--- DESCRIPTION OF THE TASK ---
Set down the records once more, please, exactly and with the pictures left out.

--- DATASET CONTENT ---
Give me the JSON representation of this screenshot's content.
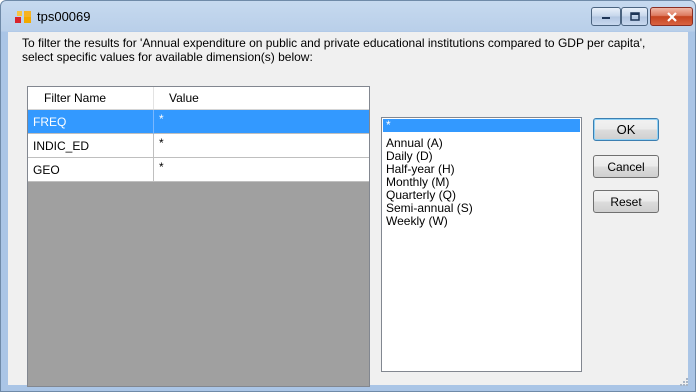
{
  "window": {
    "title": "tps00069",
    "controls": {
      "minimize": "minimize",
      "maximize": "maximize",
      "close": "close"
    }
  },
  "instructions": "To filter the results for 'Annual expenditure on public and private educational institutions compared to GDP per capita', select specific values for available dimension(s) below:",
  "grid": {
    "columns": [
      "Filter Name",
      "Value"
    ],
    "rows": [
      {
        "name": "FREQ",
        "value": "*",
        "selected": true
      },
      {
        "name": "INDIC_ED",
        "value": "*",
        "selected": false
      },
      {
        "name": "GEO",
        "value": "*",
        "selected": false
      }
    ]
  },
  "values_list": {
    "items": [
      "*",
      "Annual (A)",
      "Daily (D)",
      "Half-year (H)",
      "Monthly (M)",
      "Quarterly (Q)",
      "Semi-annual (S)",
      "Weekly (W)"
    ],
    "selected": "*"
  },
  "buttons": {
    "ok": "OK",
    "cancel": "Cancel",
    "reset": "Reset"
  },
  "colors": {
    "selection": "#3399ff",
    "grid_background": "#a0a0a0",
    "title_bar": "#b9cfe9"
  }
}
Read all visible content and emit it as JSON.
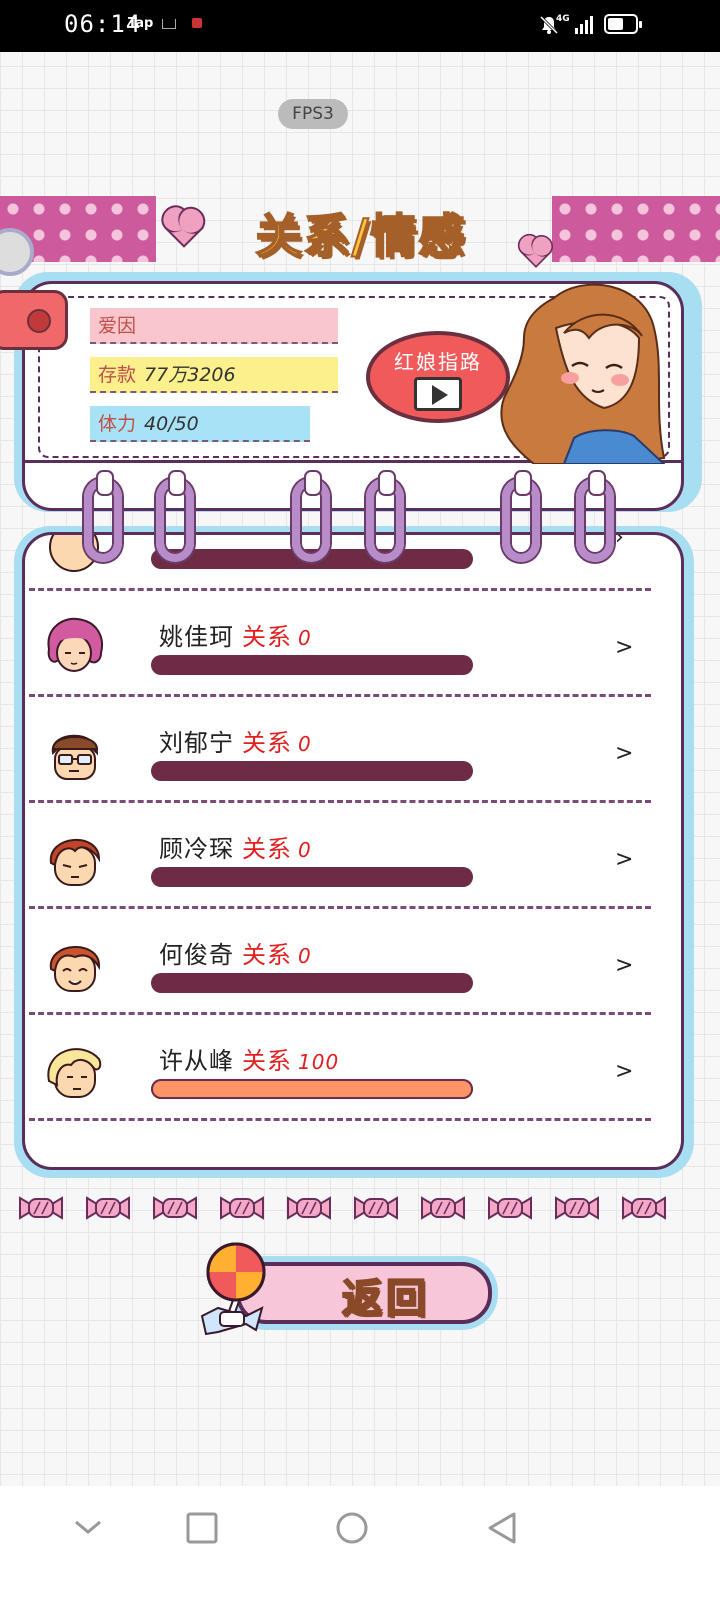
{
  "status_bar": {
    "time": "06:14",
    "app_label": "Tap",
    "network": "4G",
    "battery_level": 0.7
  },
  "fps": "FPS3",
  "title": "关系/情感",
  "player": {
    "name": "爱因",
    "savings_label": "存款",
    "savings_value": "77万3206",
    "stamina_label": "体力",
    "stamina_value": "40/50"
  },
  "guide_button": "红娘指路",
  "relationships": [
    {
      "name": "姚佳珂",
      "label": "关系",
      "value": "0",
      "level": 0,
      "face_icon": "pink-hair-girl-icon"
    },
    {
      "name": "刘郁宁",
      "label": "关系",
      "value": "0",
      "level": 0,
      "face_icon": "glasses-boy-icon"
    },
    {
      "name": "顾冷琛",
      "label": "关系",
      "value": "0",
      "level": 0,
      "face_icon": "red-hair-boy-icon"
    },
    {
      "name": "何俊奇",
      "label": "关系",
      "value": "0",
      "level": 0,
      "face_icon": "smiling-boy-icon"
    },
    {
      "name": "许从峰",
      "label": "关系",
      "value": "100",
      "level": 1,
      "face_icon": "blonde-boy-icon"
    }
  ],
  "chevron": ">",
  "return_button": "返回",
  "colors": {
    "accent_pink": "#cc5a9c",
    "title_yellow": "#ffc53d",
    "bar_empty": "#6e2b45",
    "bar_fill": "#ff9466",
    "frame_blue": "#a7def1"
  }
}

--- REPLY TO THE TASK ---
Give me the JSON representation of this screenshot's content.
{
  "window": {
    "title": "tps00069",
    "controls": {
      "minimize": "minimize",
      "maximize": "maximize",
      "close": "close"
    }
  },
  "instructions": "To filter the results for 'Annual expenditure on public and private educational institutions compared to GDP per capita', select specific values for available dimension(s) below:",
  "grid": {
    "columns": [
      "Filter Name",
      "Value"
    ],
    "rows": [
      {
        "name": "FREQ",
        "value": "*",
        "selected": true
      },
      {
        "name": "INDIC_ED",
        "value": "*",
        "selected": false
      },
      {
        "name": "GEO",
        "value": "*",
        "selected": false
      }
    ]
  },
  "values_list": {
    "items": [
      "*",
      "Annual (A)",
      "Daily (D)",
      "Half-year (H)",
      "Monthly (M)",
      "Quarterly (Q)",
      "Semi-annual (S)",
      "Weekly (W)"
    ],
    "selected": "*"
  },
  "buttons": {
    "ok": "OK",
    "cancel": "Cancel",
    "reset": "Reset"
  },
  "colors": {
    "selection": "#3399ff",
    "grid_background": "#a0a0a0",
    "title_bar": "#b9cfe9"
  }
}
Read all visible content and emit it as JSON.
{
  "status_bar": {
    "time": "06:14",
    "app_label": "Tap",
    "network": "4G",
    "battery_level": 0.7
  },
  "fps": "FPS3",
  "title": "关系/情感",
  "player": {
    "name": "爱因",
    "savings_label": "存款",
    "savings_value": "77万3206",
    "stamina_label": "体力",
    "stamina_value": "40/50"
  },
  "guide_button": "红娘指路",
  "relationships": [
    {
      "name": "姚佳珂",
      "label": "关系",
      "value": "0",
      "level": 0,
      "face_icon": "pink-hair-girl-icon"
    },
    {
      "name": "刘郁宁",
      "label": "关系",
      "value": "0",
      "level": 0,
      "face_icon": "glasses-boy-icon"
    },
    {
      "name": "顾冷琛",
      "label": "关系",
      "value": "0",
      "level": 0,
      "face_icon": "red-hair-boy-icon"
    },
    {
      "name": "何俊奇",
      "label": "关系",
      "value": "0",
      "level": 0,
      "face_icon": "smiling-boy-icon"
    },
    {
      "name": "许从峰",
      "label": "关系",
      "value": "100",
      "level": 1,
      "face_icon": "blonde-boy-icon"
    }
  ],
  "chevron": ">",
  "return_button": "返回",
  "colors": {
    "accent_pink": "#cc5a9c",
    "title_yellow": "#ffc53d",
    "bar_empty": "#6e2b45",
    "bar_fill": "#ff9466",
    "frame_blue": "#a7def1"
  }
}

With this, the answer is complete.